Given information>
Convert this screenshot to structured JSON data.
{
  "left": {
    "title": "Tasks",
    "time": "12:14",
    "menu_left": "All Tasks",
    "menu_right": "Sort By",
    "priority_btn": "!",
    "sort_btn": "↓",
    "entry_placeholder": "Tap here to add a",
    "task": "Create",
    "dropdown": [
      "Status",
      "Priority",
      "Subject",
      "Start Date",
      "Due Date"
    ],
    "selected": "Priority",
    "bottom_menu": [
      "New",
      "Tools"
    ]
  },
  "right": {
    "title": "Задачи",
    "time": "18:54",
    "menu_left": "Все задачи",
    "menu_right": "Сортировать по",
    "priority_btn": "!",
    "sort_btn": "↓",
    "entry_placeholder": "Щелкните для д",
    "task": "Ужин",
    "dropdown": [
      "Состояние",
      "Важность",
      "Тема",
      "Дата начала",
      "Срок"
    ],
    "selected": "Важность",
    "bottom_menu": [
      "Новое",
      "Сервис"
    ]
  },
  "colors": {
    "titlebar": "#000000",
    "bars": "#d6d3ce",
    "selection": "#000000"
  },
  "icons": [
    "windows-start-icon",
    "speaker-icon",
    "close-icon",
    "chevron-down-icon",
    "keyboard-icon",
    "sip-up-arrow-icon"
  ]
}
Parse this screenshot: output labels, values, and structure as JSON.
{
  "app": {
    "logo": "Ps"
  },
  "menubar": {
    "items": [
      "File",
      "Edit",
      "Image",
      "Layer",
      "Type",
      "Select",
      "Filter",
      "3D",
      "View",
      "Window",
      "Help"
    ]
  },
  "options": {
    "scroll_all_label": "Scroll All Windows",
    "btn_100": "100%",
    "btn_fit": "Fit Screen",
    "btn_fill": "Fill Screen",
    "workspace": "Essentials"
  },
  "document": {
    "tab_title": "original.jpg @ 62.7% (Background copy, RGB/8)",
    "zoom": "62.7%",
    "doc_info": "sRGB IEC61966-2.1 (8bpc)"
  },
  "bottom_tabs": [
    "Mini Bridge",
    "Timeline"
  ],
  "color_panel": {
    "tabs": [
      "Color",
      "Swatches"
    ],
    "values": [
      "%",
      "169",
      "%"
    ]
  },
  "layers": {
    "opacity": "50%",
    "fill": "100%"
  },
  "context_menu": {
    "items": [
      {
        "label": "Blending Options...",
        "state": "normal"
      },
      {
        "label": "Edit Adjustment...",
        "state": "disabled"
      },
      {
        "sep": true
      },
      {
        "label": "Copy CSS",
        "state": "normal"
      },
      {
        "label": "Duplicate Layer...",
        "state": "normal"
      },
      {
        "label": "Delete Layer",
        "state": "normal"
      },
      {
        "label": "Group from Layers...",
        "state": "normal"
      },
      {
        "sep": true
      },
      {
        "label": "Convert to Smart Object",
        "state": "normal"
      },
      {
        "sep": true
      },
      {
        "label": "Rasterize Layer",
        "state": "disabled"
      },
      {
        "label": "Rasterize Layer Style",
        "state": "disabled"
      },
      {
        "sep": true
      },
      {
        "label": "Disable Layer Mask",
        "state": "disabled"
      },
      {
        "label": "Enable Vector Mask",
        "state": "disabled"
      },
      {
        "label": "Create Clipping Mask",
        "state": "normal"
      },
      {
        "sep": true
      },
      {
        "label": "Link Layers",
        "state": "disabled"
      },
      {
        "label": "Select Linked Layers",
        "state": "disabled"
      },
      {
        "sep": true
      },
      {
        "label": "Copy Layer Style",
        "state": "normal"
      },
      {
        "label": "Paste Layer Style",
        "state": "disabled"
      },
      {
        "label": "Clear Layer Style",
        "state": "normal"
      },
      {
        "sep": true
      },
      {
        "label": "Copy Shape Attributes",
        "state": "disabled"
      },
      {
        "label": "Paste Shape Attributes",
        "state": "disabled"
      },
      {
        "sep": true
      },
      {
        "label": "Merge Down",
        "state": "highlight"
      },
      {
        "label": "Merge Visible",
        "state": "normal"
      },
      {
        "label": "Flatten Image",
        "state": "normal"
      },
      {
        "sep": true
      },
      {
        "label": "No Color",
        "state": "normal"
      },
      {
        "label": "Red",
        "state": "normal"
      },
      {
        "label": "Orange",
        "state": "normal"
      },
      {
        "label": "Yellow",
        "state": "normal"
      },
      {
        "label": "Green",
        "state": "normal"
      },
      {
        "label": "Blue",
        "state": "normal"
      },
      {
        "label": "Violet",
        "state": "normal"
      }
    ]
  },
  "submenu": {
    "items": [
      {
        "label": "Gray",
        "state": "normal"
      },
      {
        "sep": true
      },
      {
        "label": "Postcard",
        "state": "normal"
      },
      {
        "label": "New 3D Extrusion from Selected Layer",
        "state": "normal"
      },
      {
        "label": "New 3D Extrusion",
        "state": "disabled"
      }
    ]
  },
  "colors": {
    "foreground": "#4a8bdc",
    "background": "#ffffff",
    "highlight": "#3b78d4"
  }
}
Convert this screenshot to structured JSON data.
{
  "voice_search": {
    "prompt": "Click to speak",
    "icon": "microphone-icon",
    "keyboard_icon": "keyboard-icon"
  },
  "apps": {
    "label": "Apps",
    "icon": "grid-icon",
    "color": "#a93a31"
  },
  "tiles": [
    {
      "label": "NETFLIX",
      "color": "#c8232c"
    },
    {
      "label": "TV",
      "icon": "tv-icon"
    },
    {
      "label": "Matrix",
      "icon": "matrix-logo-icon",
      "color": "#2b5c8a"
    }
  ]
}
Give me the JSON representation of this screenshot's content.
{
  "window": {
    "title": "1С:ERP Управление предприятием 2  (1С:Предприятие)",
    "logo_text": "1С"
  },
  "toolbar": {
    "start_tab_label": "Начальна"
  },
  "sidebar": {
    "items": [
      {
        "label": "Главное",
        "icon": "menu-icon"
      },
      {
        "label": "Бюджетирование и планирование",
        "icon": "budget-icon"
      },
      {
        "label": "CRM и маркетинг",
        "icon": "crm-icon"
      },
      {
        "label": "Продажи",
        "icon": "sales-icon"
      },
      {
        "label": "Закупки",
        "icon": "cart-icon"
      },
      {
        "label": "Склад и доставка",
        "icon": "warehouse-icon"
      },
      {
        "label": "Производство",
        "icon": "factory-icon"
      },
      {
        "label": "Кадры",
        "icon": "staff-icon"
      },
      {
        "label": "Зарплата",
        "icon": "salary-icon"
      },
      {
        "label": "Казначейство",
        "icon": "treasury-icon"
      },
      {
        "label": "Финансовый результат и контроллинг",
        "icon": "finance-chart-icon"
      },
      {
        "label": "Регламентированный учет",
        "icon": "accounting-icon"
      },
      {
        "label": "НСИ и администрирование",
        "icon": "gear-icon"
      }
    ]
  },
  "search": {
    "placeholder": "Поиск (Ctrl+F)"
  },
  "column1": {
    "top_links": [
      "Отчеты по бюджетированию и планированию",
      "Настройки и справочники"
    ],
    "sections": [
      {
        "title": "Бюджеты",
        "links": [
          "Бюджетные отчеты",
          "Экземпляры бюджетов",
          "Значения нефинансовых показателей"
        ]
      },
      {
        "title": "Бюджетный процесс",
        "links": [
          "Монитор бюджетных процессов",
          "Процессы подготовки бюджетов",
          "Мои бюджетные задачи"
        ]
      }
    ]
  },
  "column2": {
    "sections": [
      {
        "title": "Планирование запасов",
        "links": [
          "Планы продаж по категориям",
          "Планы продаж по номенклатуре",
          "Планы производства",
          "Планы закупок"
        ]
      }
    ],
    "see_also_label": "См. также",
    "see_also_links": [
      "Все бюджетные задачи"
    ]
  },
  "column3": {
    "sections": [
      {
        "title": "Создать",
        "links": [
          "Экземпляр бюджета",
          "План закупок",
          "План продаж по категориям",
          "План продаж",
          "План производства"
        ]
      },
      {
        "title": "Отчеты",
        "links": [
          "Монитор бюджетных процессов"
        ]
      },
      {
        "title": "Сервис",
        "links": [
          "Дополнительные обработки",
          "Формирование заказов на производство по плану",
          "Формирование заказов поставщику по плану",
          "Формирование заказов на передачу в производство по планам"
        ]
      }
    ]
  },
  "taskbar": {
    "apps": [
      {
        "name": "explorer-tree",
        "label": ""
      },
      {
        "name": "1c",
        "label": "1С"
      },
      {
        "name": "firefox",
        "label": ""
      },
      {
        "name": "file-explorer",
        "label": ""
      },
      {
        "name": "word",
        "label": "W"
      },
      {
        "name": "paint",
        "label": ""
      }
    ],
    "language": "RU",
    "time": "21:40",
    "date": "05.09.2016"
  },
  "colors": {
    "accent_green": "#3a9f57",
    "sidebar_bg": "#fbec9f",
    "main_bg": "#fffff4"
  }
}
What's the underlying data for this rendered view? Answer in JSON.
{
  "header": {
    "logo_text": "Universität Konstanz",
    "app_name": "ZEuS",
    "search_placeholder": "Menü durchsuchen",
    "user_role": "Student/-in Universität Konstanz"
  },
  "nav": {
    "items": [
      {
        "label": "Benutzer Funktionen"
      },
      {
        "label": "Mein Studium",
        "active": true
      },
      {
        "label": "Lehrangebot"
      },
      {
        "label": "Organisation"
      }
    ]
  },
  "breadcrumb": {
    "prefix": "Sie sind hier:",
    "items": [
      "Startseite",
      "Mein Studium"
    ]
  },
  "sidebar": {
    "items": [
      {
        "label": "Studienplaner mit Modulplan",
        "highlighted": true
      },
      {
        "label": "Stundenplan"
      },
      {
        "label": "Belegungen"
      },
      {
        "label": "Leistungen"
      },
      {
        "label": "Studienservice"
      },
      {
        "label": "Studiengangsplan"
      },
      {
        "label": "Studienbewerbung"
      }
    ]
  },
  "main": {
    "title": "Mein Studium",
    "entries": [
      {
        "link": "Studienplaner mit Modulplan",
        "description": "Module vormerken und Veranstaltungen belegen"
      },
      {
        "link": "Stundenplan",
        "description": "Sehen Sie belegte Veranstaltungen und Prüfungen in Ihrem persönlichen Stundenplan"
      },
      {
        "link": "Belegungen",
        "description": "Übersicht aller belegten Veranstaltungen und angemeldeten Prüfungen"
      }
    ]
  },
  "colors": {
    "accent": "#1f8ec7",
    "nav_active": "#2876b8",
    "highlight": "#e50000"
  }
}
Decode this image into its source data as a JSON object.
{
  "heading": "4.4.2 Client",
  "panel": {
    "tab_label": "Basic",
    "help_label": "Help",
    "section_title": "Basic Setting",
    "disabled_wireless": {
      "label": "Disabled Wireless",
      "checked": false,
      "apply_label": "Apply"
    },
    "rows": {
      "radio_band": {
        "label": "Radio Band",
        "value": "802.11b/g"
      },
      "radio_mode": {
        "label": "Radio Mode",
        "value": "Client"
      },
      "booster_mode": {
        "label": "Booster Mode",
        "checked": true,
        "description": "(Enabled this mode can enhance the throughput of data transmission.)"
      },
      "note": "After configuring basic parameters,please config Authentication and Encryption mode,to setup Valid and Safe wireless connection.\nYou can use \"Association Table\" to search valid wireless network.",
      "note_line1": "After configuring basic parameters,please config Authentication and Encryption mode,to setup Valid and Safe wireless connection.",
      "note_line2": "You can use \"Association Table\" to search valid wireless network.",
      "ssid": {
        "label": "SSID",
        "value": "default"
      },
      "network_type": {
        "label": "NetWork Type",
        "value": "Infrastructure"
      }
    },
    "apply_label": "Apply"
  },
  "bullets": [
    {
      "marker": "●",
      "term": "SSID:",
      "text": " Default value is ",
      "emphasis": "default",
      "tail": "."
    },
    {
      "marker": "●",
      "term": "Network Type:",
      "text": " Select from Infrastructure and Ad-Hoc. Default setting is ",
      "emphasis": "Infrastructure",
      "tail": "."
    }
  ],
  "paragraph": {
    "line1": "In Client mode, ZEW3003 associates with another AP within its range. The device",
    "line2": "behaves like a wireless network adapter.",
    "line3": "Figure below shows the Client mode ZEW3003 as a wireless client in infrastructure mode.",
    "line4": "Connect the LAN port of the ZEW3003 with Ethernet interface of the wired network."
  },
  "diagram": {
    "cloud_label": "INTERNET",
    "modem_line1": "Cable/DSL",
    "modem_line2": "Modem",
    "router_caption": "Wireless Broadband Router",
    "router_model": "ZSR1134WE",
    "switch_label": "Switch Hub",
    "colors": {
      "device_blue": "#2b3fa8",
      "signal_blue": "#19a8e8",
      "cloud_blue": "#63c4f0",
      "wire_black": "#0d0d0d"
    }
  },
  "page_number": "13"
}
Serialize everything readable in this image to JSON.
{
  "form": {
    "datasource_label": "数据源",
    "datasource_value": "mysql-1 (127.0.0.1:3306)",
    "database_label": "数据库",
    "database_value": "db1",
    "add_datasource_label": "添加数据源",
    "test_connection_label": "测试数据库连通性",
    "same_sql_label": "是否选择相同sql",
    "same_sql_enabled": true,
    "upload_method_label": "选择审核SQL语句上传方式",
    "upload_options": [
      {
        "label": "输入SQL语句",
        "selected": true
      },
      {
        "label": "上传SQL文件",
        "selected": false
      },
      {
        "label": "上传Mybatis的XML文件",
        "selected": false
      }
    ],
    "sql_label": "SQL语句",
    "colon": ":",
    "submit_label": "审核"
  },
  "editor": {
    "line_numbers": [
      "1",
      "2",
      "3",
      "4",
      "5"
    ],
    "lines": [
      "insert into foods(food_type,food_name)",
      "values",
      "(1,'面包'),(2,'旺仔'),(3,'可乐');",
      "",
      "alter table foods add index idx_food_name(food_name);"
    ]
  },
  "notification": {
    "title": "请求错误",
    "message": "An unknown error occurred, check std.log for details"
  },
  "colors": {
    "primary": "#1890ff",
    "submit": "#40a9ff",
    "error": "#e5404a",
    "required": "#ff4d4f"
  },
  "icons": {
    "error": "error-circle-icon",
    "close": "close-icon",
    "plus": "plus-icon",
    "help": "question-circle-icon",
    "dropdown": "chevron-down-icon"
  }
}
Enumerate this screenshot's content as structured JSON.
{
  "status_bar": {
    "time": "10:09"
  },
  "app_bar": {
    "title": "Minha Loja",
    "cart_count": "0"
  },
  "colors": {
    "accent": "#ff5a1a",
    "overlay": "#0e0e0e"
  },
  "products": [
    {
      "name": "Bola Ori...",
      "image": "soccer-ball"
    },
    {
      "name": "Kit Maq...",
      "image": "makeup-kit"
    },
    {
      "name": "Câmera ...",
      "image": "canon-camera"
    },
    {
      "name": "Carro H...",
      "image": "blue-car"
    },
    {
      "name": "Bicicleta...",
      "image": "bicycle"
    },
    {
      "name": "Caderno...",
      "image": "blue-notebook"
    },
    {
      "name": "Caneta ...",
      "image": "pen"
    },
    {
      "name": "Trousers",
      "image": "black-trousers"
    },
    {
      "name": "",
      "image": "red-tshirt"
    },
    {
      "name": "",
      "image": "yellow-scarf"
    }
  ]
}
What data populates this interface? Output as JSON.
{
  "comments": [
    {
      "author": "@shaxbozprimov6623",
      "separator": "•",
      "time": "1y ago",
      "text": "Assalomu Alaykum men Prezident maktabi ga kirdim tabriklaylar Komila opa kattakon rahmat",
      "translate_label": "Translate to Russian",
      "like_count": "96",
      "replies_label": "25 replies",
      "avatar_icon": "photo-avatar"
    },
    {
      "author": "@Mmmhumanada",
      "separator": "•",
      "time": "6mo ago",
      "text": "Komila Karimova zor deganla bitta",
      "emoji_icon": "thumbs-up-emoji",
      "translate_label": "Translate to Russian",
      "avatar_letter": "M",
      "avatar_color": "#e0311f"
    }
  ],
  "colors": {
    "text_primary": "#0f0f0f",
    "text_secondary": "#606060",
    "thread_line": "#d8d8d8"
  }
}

The exercise> Look for "Safe" and pull out every line that has it.

Response to this task>
      "note": "After configuring basic parameters,please config Authentication and Encryption mode,to setup Valid and Safe wireless connection.\nYou can use \"Association Table\" to search valid wireless network.",
      "note_line1": "After configuring basic parameters,please config Authentication and Encryption mode,to setup Valid and Safe wireless connection.",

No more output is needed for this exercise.